- [WRITTEN REQUEST]:
Rewrite all of the following lines, substituting "tick-text" for every instance of "tick-label" and leaving everything else untouched.

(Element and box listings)
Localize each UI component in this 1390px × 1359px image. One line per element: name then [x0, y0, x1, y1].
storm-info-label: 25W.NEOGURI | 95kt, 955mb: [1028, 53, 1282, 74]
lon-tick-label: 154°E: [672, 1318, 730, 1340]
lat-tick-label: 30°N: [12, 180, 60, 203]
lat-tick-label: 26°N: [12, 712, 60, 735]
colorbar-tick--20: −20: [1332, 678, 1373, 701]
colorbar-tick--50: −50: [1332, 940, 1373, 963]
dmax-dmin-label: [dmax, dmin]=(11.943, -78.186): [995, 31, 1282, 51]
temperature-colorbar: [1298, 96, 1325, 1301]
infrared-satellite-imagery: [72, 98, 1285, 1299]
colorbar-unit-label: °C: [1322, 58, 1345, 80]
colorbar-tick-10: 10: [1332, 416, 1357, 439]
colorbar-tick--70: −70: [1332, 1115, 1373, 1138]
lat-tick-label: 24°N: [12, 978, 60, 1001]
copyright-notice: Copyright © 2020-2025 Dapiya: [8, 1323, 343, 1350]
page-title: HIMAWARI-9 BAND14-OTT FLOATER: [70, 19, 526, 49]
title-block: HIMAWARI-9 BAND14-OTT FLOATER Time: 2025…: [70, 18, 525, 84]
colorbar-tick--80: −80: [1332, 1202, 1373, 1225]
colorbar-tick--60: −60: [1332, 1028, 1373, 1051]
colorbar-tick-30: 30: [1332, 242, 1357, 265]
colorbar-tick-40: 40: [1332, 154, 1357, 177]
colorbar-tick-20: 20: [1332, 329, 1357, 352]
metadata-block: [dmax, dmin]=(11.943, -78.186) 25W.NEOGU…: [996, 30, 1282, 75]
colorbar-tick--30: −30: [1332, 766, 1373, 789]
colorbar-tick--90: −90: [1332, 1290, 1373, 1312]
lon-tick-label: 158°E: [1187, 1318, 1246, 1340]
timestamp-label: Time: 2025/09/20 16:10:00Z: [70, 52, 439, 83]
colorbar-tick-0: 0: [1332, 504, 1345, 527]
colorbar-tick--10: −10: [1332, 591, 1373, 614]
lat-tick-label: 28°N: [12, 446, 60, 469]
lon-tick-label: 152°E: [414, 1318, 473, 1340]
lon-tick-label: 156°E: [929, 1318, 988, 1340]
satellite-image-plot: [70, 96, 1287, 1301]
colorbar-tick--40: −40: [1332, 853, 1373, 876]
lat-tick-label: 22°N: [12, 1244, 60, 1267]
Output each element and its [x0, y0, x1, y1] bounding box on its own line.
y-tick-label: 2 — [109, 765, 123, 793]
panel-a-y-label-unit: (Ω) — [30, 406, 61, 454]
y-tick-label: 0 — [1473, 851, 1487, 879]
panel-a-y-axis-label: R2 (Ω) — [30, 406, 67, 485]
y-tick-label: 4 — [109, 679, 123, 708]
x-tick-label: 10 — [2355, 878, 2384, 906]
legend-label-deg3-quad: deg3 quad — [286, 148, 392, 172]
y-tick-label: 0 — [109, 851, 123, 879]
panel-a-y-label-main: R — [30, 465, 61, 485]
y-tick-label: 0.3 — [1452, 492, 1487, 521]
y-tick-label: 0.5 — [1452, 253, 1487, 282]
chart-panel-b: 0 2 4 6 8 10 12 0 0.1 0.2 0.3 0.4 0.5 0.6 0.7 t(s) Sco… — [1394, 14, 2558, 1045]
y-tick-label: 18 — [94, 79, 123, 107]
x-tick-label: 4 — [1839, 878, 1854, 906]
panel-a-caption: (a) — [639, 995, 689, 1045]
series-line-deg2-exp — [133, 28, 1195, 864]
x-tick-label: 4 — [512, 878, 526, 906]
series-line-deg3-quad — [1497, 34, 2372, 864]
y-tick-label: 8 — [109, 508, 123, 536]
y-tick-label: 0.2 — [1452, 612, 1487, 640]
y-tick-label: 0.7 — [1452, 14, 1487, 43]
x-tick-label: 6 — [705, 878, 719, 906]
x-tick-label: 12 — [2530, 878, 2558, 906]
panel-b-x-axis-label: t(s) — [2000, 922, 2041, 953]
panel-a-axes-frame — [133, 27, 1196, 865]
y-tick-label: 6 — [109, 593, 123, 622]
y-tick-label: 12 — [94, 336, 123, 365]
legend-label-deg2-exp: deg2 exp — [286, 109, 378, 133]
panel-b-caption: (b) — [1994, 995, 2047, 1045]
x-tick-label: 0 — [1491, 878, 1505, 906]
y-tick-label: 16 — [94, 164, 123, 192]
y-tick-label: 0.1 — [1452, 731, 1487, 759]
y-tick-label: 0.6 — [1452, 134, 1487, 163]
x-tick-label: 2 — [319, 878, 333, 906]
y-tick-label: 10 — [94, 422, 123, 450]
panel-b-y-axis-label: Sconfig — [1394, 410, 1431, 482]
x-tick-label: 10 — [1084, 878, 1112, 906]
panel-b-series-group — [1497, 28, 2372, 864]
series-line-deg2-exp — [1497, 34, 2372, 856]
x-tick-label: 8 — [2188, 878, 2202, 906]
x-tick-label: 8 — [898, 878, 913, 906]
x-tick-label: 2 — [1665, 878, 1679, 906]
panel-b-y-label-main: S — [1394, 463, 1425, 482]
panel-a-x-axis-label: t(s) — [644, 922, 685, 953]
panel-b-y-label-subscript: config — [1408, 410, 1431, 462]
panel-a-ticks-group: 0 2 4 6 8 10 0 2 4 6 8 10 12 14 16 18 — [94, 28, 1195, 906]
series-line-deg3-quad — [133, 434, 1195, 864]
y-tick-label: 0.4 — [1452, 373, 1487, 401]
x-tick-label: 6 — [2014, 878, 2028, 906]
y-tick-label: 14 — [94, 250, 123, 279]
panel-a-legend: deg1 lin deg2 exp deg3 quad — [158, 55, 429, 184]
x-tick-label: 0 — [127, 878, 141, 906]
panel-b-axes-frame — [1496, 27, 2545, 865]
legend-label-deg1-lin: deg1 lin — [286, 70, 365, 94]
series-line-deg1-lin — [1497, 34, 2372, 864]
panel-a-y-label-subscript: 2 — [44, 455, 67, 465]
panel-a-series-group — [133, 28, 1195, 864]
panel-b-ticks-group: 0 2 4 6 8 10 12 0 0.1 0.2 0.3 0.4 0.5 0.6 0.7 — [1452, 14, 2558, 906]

- [TASK SOLUTION]:
Localize each UI component in this 1390px × 1359px image. One line per element: name then [x0, y0, x1, y1].
storm-info-label: 25W.NEOGURI | 95kt, 955mb: [1028, 53, 1282, 74]
lon-tick-text: 154°E: [672, 1318, 730, 1340]
lat-tick-text: 30°N: [12, 180, 60, 203]
lat-tick-text: 26°N: [12, 712, 60, 735]
colorbar-tick--20: −20: [1332, 678, 1373, 701]
colorbar-tick--50: −50: [1332, 940, 1373, 963]
dmax-dmin-label: [dmax, dmin]=(11.943, -78.186): [995, 31, 1282, 51]
temperature-colorbar: [1298, 96, 1325, 1301]
infrared-satellite-imagery: [72, 98, 1285, 1299]
colorbar-unit-label: °C: [1322, 58, 1345, 80]
colorbar-tick-10: 10: [1332, 416, 1357, 439]
colorbar-tick--70: −70: [1332, 1115, 1373, 1138]
lat-tick-text: 24°N: [12, 978, 60, 1001]
copyright-notice: Copyright © 2020-2025 Dapiya: [8, 1323, 343, 1350]
page-title: HIMAWARI-9 BAND14-OTT FLOATER: [70, 19, 526, 49]
title-block: HIMAWARI-9 BAND14-OTT FLOATER Time: 2025…: [70, 18, 525, 84]
colorbar-tick--80: −80: [1332, 1202, 1373, 1225]
colorbar-tick--60: −60: [1332, 1028, 1373, 1051]
colorbar-tick-30: 30: [1332, 242, 1357, 265]
colorbar-tick-40: 40: [1332, 154, 1357, 177]
colorbar-tick-20: 20: [1332, 329, 1357, 352]
metadata-block: [dmax, dmin]=(11.943, -78.186) 25W.NEOGU…: [996, 30, 1282, 75]
colorbar-tick--30: −30: [1332, 766, 1373, 789]
colorbar-tick--90: −90: [1332, 1290, 1373, 1312]
lon-tick-text: 158°E: [1187, 1318, 1246, 1340]
timestamp-label: Time: 2025/09/20 16:10:00Z: [70, 52, 439, 83]
colorbar-tick-0: 0: [1332, 504, 1345, 527]
colorbar-tick--10: −10: [1332, 591, 1373, 614]
lat-tick-text: 28°N: [12, 446, 60, 469]
lon-tick-text: 152°E: [414, 1318, 473, 1340]
lon-tick-text: 156°E: [929, 1318, 988, 1340]
satellite-image-plot: [70, 96, 1287, 1301]
colorbar-tick--40: −40: [1332, 853, 1373, 876]
lat-tick-text: 22°N: [12, 1244, 60, 1267]
Output each element and its [x0, y0, x1, y1] bounding box on its own line.
y-tick-text: 2 — [109, 765, 123, 793]
panel-a-y-label-unit: (Ω) — [30, 406, 61, 454]
y-tick-text: 0 — [1473, 851, 1487, 879]
panel-a-y-axis-label: R2 (Ω) — [30, 406, 67, 485]
y-tick-text: 4 — [109, 679, 123, 708]
x-tick-text: 10 — [2355, 878, 2384, 906]
legend-label-deg3-quad: deg3 quad — [286, 148, 392, 172]
y-tick-text: 0 — [109, 851, 123, 879]
panel-a-y-label-main: R — [30, 465, 61, 485]
y-tick-text: 0.3 — [1452, 492, 1487, 521]
y-tick-text: 0.5 — [1452, 253, 1487, 282]
chart-panel-b: 0 2 4 6 8 10 12 0 0.1 0.2 0.3 0.4 0.5 0.6 0.7 t(s) Sco… — [1394, 14, 2558, 1045]
y-tick-text: 18 — [94, 79, 123, 107]
x-tick-text: 4 — [1839, 878, 1854, 906]
panel-a-caption: (a) — [639, 995, 689, 1045]
series-line-deg2-exp — [133, 28, 1195, 864]
x-tick-text: 4 — [512, 878, 526, 906]
series-line-deg3-quad — [1497, 34, 2372, 864]
y-tick-text: 8 — [109, 508, 123, 536]
y-tick-text: 0.2 — [1452, 612, 1487, 640]
y-tick-text: 0.7 — [1452, 14, 1487, 43]
x-tick-text: 6 — [705, 878, 719, 906]
x-tick-text: 12 — [2530, 878, 2558, 906]
panel-b-x-axis-label: t(s) — [2000, 922, 2041, 953]
panel-a-axes-frame — [133, 27, 1196, 865]
y-tick-text: 6 — [109, 593, 123, 622]
y-tick-text: 12 — [94, 336, 123, 365]
legend-label-deg2-exp: deg2 exp — [286, 109, 378, 133]
panel-b-caption: (b) — [1994, 995, 2047, 1045]
x-tick-text: 0 — [1491, 878, 1505, 906]
y-tick-text: 16 — [94, 164, 123, 192]
y-tick-text: 0.1 — [1452, 731, 1487, 759]
y-tick-text: 0.6 — [1452, 134, 1487, 163]
x-tick-text: 2 — [319, 878, 333, 906]
y-tick-text: 10 — [94, 422, 123, 450]
panel-b-y-axis-label: Sconfig — [1394, 410, 1431, 482]
x-tick-text: 10 — [1084, 878, 1112, 906]
panel-b-series-group — [1497, 28, 2372, 864]
series-line-deg2-exp — [1497, 34, 2372, 856]
x-tick-text: 8 — [2188, 878, 2202, 906]
x-tick-text: 8 — [898, 878, 913, 906]
x-tick-text: 2 — [1665, 878, 1679, 906]
panel-b-y-label-main: S — [1394, 463, 1425, 482]
panel-a-x-axis-label: t(s) — [644, 922, 685, 953]
panel-b-y-label-subscript: config — [1408, 410, 1431, 462]
panel-a-ticks-group: 0 2 4 6 8 10 0 2 4 6 8 10 12 14 16 18 — [94, 28, 1195, 906]
series-line-deg3-quad — [133, 434, 1195, 864]
y-tick-text: 0.4 — [1452, 373, 1487, 401]
x-tick-text: 6 — [2014, 878, 2028, 906]
y-tick-text: 14 — [94, 250, 123, 279]
panel-a-legend: deg1 lin deg2 exp deg3 quad — [158, 55, 429, 184]
x-tick-text: 0 — [127, 878, 141, 906]
panel-b-axes-frame — [1496, 27, 2545, 865]
legend-label-deg1-lin: deg1 lin — [286, 70, 365, 94]
series-line-deg1-lin — [1497, 34, 2372, 864]
panel-a-y-label-subscript: 2 — [44, 455, 67, 465]
panel-a-series-group — [133, 28, 1195, 864]
panel-b-ticks-group: 0 2 4 6 8 10 12 0 0.1 0.2 0.3 0.4 0.5 0.6 0.7 — [1452, 14, 2558, 906]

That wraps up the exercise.